> _DIRECTION_: Look through the listing for the word "Misc". Copy each line that has it.

Data entries:
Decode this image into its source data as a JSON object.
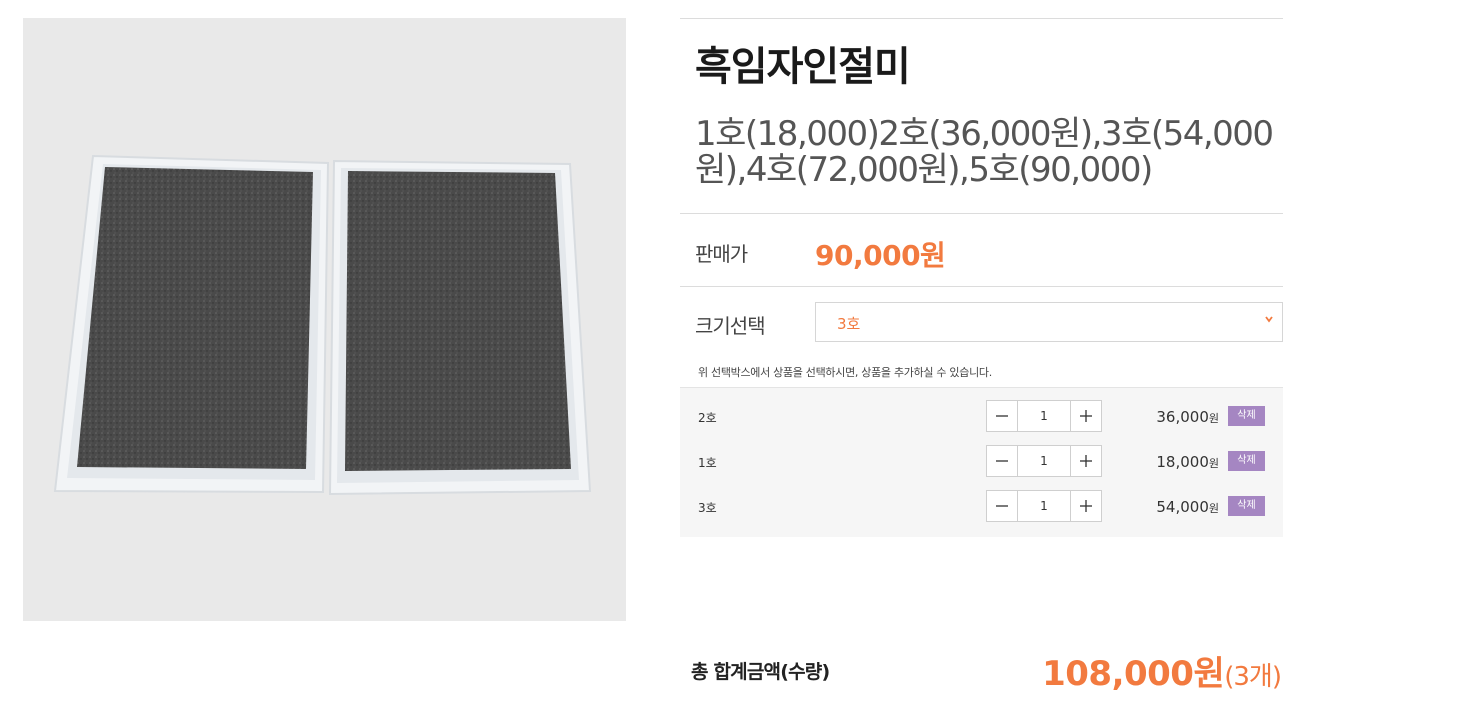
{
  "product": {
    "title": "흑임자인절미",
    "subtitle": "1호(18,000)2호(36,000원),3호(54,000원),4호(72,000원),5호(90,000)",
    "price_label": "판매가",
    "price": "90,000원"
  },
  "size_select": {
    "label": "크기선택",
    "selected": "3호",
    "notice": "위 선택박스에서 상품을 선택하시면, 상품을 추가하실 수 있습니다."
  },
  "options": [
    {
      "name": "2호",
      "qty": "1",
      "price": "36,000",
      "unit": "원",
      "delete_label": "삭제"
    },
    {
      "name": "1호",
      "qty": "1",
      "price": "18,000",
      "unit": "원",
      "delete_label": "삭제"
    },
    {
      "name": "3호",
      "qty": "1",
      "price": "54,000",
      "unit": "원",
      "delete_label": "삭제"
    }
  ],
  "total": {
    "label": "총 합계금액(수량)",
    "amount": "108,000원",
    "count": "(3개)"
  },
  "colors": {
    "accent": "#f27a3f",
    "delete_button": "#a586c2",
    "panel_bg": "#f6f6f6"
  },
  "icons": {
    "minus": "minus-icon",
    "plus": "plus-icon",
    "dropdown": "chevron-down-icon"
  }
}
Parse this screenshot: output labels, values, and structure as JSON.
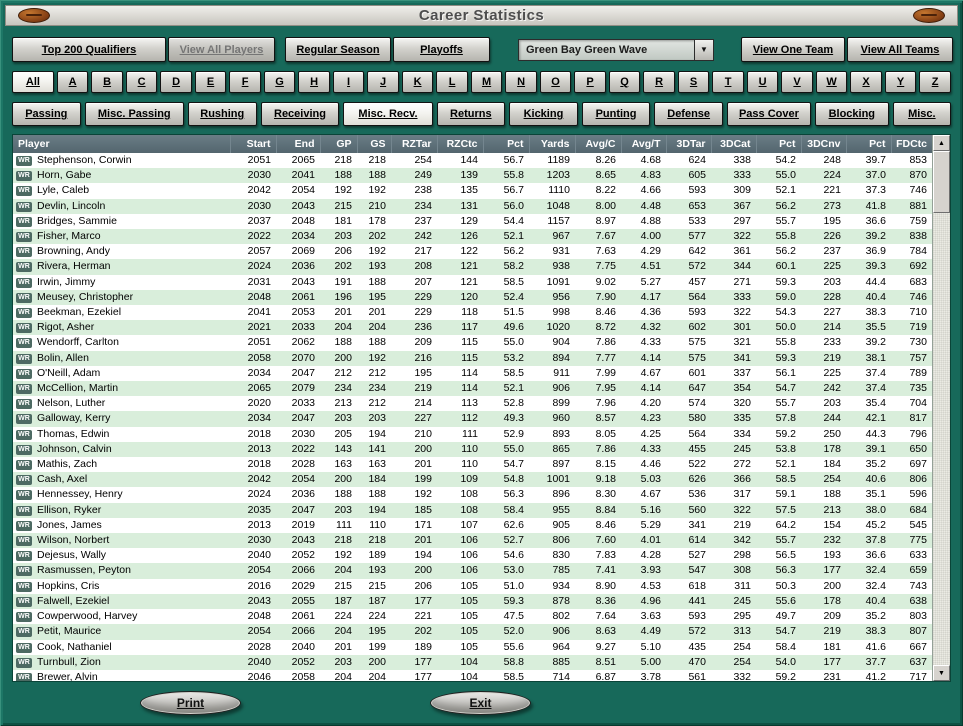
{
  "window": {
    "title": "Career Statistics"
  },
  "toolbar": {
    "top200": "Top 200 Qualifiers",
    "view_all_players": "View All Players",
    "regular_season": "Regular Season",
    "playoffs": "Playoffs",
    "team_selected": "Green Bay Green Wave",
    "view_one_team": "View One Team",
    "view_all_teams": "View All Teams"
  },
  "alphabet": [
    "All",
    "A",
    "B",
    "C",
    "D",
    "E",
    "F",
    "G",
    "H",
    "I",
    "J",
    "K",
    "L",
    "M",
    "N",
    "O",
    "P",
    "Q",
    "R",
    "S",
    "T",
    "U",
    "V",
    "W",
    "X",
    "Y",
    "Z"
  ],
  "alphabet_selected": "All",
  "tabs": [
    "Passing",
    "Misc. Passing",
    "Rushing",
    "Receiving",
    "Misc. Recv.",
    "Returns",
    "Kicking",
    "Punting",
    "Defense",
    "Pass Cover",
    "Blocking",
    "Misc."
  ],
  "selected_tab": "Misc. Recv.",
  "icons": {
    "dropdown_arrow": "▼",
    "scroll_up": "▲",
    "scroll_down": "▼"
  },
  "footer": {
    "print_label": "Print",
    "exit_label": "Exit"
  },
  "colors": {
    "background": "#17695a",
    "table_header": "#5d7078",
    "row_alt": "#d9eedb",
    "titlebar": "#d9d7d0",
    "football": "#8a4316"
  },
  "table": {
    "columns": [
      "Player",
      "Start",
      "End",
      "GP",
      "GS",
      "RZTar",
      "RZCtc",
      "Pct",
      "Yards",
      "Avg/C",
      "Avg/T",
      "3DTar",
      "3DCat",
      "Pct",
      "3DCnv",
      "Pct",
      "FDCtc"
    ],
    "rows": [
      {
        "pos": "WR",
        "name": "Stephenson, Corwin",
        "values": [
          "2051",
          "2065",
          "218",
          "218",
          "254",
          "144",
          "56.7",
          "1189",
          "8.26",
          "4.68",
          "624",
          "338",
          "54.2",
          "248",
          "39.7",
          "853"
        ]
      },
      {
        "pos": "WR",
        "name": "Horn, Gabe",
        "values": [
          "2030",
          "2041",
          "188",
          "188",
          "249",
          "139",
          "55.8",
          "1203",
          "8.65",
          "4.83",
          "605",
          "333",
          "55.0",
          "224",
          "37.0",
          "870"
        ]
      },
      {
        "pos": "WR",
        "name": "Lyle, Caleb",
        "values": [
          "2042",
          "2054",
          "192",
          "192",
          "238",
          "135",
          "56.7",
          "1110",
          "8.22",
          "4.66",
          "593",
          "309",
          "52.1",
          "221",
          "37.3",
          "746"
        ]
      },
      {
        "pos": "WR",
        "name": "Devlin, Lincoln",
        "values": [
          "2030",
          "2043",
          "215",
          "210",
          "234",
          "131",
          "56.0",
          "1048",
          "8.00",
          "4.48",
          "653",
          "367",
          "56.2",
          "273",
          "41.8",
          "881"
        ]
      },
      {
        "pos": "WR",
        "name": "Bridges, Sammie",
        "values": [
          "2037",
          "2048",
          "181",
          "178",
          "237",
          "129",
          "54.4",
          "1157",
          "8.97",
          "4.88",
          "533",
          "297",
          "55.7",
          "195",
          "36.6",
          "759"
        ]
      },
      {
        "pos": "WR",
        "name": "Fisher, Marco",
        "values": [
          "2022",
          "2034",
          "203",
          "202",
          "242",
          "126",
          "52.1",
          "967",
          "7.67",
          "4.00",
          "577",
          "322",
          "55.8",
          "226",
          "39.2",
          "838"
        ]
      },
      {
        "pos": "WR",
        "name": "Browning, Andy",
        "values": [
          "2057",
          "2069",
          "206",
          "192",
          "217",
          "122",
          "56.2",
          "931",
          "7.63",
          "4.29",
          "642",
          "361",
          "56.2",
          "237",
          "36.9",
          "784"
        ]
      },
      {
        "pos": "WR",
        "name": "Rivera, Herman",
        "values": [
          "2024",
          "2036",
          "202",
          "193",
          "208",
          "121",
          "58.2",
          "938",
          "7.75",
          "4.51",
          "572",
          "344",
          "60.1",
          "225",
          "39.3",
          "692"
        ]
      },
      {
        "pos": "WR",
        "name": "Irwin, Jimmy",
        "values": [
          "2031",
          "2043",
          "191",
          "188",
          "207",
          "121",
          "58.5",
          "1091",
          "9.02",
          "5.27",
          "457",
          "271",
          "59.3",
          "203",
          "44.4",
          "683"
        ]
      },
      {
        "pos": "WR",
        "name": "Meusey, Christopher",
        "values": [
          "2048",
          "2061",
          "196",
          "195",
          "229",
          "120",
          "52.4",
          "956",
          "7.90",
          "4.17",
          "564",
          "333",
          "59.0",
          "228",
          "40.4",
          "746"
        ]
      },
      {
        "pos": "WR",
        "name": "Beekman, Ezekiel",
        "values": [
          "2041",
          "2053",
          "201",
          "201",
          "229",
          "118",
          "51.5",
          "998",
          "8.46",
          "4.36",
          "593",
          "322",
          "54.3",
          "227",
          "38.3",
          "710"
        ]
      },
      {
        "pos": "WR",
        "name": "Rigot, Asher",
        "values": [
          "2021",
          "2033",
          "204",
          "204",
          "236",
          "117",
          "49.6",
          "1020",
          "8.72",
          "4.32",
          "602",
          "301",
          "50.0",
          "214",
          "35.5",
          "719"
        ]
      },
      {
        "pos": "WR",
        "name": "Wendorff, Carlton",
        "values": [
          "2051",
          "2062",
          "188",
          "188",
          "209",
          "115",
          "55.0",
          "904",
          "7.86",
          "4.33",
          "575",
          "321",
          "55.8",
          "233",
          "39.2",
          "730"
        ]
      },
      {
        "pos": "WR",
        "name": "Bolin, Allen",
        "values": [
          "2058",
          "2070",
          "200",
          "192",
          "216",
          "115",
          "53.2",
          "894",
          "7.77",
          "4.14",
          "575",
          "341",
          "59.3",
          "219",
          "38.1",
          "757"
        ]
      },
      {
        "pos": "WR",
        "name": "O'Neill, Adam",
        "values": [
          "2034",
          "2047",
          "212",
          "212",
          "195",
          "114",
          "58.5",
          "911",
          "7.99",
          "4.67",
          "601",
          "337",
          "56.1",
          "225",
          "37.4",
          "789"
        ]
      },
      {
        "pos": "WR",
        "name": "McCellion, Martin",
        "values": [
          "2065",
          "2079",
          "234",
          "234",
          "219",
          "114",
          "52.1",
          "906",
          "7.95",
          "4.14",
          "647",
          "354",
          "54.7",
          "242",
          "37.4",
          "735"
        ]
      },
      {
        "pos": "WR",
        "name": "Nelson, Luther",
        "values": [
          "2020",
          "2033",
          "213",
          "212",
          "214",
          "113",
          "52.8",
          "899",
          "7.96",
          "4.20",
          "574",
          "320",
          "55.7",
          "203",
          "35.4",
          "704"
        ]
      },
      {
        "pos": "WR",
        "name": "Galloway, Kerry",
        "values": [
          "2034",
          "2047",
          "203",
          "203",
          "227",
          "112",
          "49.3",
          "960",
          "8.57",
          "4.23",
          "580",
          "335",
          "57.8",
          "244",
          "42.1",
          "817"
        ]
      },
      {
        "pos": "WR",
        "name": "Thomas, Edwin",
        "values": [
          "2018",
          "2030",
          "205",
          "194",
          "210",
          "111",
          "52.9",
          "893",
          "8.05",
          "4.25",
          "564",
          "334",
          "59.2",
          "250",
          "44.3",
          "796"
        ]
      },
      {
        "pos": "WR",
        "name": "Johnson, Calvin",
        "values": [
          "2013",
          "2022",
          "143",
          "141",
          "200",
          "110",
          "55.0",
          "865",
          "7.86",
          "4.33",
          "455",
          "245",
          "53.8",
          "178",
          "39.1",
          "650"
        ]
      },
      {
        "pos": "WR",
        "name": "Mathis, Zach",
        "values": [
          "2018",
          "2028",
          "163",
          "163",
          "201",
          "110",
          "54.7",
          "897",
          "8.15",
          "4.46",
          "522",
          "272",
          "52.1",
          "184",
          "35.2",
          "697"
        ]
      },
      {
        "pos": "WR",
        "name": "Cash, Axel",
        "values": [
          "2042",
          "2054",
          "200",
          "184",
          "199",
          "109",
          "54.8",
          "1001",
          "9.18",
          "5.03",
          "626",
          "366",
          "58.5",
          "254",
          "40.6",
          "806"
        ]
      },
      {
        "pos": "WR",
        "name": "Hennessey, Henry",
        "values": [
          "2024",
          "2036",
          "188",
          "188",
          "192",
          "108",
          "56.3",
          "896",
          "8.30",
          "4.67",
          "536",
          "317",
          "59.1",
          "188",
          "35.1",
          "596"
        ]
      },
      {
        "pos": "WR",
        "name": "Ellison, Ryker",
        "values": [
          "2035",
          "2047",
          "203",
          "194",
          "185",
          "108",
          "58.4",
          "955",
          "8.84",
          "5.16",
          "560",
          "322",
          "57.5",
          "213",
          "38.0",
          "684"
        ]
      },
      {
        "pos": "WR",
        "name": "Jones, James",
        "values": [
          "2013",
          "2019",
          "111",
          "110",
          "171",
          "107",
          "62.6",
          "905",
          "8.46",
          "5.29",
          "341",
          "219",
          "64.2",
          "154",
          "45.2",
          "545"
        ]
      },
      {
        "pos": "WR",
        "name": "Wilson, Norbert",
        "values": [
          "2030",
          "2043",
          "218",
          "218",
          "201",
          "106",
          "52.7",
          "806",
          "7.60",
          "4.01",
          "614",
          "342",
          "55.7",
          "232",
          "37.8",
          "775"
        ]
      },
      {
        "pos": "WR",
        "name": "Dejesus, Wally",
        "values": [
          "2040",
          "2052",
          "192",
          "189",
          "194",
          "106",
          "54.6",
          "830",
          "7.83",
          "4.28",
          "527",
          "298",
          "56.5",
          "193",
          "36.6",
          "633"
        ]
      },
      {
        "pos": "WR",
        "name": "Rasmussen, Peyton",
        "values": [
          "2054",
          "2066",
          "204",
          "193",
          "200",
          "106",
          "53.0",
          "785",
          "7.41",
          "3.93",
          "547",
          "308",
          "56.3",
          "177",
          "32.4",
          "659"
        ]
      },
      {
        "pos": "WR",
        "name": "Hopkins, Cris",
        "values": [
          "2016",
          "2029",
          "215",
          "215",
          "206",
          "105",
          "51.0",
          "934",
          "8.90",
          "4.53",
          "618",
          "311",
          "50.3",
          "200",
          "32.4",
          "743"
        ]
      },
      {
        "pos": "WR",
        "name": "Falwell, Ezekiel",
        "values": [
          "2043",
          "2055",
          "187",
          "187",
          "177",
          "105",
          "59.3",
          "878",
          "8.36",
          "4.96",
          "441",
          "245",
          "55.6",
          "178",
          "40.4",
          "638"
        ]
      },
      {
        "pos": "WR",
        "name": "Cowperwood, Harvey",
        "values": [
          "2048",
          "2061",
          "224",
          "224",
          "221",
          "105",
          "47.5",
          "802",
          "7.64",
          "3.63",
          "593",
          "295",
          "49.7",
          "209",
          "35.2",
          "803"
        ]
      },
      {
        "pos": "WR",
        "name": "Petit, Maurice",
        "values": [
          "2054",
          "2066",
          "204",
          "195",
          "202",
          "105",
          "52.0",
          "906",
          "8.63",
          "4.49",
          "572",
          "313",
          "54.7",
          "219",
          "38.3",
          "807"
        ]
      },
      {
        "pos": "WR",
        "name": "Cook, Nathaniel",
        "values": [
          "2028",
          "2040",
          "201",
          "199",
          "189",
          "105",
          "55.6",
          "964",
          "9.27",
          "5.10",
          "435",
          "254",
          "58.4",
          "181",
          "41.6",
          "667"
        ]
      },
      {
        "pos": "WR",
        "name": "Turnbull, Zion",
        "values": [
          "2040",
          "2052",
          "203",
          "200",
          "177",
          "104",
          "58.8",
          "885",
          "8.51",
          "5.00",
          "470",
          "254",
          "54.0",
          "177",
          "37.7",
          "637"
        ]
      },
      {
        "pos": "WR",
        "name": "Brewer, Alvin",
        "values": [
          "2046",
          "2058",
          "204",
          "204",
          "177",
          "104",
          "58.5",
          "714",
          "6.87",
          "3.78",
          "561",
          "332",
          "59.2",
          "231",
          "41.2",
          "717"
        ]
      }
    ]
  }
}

> _FULL SOLUTION_:
    "Misc. Passing",
    "Misc. Recv.",
    "Misc."
  "selected_tab": "Misc. Recv.",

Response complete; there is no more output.